* [Passage given]
────────

Massachusetts was from the outset in 1630 a relatively independent political corporation, created by letters patent from the Crown, which gave the colonists control over the land and their own powers of legislative government (only in 1692 did Massachusetts reluctantly became a Provincial Colony by royal charter). The settlers formed a General Court immediately in 1630, as their legislative body, whose representatives were elected by all freemen of the colony, provided they were Christian. It is interesting for our purposes, therefore, that within just a further few years this more autonomous new colony had also passed its first registration laws, in 1639. It is furthermore extremely clear that the recording of property ownership for legal purposes was the main motive for the registration laws in the eyes of the twenty or so independent communities of colonists which by then comprised Massachusetts. Thus, the Massachusetts Bay colony’s law convened by the General Court in Boston in 1639 stated: ‘That there be records kept of all wills, administration, and inventories, as also of the days of every marriage, birth and death of every person within this jurisdiction’ (Gutman 1958, 60).

────────

(Element box entries)
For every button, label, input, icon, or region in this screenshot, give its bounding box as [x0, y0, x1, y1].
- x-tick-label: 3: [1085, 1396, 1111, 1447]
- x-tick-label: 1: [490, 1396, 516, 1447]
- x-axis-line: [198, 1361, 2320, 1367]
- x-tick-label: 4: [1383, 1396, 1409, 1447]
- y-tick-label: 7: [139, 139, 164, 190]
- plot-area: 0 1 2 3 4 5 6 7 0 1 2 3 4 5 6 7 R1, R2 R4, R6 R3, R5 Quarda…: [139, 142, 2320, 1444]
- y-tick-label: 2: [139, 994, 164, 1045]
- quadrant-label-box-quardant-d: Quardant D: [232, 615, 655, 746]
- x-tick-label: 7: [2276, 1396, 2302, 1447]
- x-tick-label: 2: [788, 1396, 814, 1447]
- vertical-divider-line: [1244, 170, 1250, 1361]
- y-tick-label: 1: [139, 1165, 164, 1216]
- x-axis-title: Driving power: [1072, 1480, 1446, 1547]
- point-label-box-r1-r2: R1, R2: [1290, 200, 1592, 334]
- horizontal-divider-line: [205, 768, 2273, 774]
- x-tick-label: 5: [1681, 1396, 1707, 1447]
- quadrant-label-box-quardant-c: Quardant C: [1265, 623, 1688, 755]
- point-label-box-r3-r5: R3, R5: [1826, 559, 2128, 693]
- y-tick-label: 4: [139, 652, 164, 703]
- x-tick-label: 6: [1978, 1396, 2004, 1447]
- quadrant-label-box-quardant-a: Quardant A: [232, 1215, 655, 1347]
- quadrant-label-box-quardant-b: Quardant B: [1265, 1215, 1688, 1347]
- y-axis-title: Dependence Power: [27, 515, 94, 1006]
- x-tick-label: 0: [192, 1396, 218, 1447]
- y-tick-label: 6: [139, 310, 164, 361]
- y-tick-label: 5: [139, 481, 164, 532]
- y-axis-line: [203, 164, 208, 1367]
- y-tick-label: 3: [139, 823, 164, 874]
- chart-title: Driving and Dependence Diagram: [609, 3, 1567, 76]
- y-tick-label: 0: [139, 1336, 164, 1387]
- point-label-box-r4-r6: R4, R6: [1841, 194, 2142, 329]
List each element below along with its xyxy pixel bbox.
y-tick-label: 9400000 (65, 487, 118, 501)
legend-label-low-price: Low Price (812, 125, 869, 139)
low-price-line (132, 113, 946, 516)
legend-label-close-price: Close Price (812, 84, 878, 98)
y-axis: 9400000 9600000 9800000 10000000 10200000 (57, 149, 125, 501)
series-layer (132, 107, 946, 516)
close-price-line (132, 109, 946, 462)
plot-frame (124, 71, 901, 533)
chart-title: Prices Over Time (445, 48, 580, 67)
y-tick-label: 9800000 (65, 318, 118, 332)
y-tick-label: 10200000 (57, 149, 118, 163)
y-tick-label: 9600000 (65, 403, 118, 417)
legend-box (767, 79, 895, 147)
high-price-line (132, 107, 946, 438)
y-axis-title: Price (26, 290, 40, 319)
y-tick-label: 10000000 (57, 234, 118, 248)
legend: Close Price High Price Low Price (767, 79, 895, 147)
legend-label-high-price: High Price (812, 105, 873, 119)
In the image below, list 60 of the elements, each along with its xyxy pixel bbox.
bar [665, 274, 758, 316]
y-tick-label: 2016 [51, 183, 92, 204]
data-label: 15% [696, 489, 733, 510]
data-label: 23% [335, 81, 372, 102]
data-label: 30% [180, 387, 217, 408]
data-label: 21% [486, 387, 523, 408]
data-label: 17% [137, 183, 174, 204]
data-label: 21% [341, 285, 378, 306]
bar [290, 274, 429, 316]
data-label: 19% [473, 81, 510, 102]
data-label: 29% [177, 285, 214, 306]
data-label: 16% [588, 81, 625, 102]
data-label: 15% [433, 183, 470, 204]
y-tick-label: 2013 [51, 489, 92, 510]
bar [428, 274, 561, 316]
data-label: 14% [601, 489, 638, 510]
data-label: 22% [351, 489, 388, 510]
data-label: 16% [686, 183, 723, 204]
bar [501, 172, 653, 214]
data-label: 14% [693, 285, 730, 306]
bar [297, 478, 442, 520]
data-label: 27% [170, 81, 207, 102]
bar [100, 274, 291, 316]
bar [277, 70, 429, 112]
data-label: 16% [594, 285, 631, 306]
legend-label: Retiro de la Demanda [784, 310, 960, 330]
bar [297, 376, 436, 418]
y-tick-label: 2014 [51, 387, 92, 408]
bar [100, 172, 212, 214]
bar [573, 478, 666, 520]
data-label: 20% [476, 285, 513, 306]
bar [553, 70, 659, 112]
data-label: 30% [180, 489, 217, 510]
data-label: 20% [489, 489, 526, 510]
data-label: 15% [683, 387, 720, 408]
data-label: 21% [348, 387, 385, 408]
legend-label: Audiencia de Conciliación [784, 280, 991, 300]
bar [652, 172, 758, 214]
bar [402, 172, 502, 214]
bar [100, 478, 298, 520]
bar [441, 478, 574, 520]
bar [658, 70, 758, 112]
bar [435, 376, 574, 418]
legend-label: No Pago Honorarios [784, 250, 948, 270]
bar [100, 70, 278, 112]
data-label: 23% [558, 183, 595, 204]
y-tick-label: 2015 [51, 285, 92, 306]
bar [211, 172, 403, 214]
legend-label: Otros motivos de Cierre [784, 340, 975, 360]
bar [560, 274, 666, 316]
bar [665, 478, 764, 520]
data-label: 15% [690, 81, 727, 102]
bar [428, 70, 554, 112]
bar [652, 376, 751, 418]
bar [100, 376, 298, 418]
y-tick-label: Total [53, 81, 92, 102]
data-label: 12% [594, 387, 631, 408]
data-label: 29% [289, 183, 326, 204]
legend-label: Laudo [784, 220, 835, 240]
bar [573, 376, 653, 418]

────────

* [Work to complete] Summarize the passage above on early Massachusetts registration laws in two sentences.

* [Finished exercise] Massachusetts began in 1630 as a relatively independent political corporation, created by letters patent from the Crown that gave the colonists control over the land and their own legislative powers, and the settlers immediately formed a General Court elected by the colony's Christian freemen. In 1639 the colony passed its first registration laws, chiefly to record property ownership for legal purposes, requiring records of all wills, administrations and inventories and of every marriage, birth and death within its jurisdiction.